Problem to work on:
Pull out each line of the data that includes the word "sharp".

******

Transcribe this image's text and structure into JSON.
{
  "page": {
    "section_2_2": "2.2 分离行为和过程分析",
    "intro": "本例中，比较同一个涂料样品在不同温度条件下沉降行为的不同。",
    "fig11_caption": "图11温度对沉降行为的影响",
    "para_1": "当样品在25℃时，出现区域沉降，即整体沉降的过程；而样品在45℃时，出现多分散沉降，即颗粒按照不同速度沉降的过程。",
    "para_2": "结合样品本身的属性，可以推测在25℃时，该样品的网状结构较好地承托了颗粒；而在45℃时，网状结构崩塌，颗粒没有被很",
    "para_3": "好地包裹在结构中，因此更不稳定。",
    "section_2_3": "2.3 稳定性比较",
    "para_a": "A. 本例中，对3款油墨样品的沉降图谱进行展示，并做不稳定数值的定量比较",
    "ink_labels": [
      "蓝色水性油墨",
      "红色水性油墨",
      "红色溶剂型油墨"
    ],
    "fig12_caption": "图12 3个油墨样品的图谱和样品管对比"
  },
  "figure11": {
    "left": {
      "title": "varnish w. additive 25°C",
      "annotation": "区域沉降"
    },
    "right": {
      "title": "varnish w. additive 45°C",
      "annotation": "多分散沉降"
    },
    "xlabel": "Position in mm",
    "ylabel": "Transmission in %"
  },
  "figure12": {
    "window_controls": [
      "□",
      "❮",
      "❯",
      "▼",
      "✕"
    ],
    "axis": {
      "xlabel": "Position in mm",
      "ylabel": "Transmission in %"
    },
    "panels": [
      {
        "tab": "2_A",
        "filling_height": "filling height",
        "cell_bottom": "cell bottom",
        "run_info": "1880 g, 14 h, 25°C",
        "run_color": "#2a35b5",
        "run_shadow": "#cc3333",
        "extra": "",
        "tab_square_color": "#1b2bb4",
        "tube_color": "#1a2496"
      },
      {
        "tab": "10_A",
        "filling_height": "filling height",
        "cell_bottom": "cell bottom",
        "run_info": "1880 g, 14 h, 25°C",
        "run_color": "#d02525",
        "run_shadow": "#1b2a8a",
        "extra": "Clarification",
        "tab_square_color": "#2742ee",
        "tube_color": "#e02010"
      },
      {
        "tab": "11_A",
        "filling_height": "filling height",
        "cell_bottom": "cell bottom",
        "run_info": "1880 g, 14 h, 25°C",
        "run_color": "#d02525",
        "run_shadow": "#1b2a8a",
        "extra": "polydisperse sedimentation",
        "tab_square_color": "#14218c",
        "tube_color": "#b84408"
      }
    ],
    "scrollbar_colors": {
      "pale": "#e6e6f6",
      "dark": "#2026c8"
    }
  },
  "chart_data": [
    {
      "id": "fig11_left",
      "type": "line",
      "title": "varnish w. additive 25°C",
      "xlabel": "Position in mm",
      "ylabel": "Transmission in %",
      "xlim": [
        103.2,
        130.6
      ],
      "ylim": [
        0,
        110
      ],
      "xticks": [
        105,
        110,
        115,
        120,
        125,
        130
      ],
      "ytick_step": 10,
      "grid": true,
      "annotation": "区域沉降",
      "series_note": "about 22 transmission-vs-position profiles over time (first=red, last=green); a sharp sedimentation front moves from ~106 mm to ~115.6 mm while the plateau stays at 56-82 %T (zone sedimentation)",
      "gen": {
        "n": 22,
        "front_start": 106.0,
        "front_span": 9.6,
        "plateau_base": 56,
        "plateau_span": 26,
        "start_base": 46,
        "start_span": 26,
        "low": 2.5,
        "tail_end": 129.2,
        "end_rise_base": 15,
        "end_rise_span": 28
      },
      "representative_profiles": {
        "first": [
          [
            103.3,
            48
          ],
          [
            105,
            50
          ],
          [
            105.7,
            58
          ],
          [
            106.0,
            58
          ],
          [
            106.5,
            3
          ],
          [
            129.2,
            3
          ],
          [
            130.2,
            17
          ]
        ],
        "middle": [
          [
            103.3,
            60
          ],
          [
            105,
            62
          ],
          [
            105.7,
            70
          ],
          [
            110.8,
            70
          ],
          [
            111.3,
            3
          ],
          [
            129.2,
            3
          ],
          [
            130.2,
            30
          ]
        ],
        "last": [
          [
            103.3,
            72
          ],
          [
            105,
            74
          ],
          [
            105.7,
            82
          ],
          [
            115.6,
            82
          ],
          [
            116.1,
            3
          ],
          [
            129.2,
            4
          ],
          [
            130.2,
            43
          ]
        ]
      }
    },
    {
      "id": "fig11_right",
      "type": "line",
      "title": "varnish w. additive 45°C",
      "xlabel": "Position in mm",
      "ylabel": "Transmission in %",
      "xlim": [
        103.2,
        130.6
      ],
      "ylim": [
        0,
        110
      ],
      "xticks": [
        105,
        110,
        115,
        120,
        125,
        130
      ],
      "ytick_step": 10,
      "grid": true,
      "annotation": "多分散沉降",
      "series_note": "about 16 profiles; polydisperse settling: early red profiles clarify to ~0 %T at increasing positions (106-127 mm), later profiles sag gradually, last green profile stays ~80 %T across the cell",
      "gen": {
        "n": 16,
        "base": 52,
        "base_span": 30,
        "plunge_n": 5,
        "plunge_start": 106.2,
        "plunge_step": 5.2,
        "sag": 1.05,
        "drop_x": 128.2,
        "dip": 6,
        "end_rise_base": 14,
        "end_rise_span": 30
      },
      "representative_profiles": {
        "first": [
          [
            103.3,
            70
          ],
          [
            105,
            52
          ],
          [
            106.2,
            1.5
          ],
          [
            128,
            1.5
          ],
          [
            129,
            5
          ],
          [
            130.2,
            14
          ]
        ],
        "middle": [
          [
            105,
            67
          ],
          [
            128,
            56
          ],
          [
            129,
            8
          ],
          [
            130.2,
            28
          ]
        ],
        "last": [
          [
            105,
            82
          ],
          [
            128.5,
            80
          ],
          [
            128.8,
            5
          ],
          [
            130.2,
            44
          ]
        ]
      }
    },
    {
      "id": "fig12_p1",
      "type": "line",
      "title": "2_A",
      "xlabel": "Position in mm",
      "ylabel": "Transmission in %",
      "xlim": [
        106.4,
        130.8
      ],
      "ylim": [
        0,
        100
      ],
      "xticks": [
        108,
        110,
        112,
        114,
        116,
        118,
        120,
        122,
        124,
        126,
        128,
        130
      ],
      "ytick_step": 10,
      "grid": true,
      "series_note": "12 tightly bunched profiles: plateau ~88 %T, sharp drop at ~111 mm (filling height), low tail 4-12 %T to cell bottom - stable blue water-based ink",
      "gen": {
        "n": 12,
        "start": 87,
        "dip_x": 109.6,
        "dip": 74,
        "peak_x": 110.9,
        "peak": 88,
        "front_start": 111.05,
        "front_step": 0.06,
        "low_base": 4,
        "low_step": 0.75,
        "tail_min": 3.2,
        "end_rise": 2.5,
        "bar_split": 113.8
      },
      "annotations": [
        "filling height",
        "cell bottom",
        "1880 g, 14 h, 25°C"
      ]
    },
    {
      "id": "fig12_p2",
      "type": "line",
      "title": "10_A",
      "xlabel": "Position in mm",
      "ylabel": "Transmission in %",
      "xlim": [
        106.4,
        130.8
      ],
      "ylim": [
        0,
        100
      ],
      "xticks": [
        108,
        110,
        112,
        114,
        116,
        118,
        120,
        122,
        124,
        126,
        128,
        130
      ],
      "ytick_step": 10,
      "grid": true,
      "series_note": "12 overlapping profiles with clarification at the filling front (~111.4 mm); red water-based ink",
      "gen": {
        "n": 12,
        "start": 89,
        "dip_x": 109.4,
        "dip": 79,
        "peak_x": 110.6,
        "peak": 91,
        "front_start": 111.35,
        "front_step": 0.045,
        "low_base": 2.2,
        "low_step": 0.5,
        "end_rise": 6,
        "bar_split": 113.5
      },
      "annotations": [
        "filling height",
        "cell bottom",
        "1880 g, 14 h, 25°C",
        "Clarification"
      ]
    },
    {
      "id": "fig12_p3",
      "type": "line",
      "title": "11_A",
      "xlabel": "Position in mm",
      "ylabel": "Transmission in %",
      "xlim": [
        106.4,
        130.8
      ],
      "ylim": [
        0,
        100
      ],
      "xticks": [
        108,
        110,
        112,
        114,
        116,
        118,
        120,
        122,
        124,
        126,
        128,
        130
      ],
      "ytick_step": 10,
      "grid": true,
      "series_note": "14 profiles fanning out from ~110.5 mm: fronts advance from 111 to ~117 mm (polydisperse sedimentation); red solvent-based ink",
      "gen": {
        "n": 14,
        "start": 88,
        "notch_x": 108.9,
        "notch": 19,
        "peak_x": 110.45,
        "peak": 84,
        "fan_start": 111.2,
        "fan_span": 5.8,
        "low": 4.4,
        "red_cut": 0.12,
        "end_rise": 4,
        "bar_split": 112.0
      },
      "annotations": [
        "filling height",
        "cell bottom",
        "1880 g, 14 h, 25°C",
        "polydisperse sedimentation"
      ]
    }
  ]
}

******

Completed exercise:
      "series_note": "about 22 transmission-vs-position profiles over time (first=red, last=green); a sharp sedimentation front moves from ~106 mm to ~115.6 mm while the plateau stays at 56-82 %T (zone sedimentation)",
      "series_note": "12 tightly bunched profiles: plateau ~88 %T, sharp drop at ~111 mm (filling height), low tail 4-12 %T to cell bottom - stable blue water-based ink",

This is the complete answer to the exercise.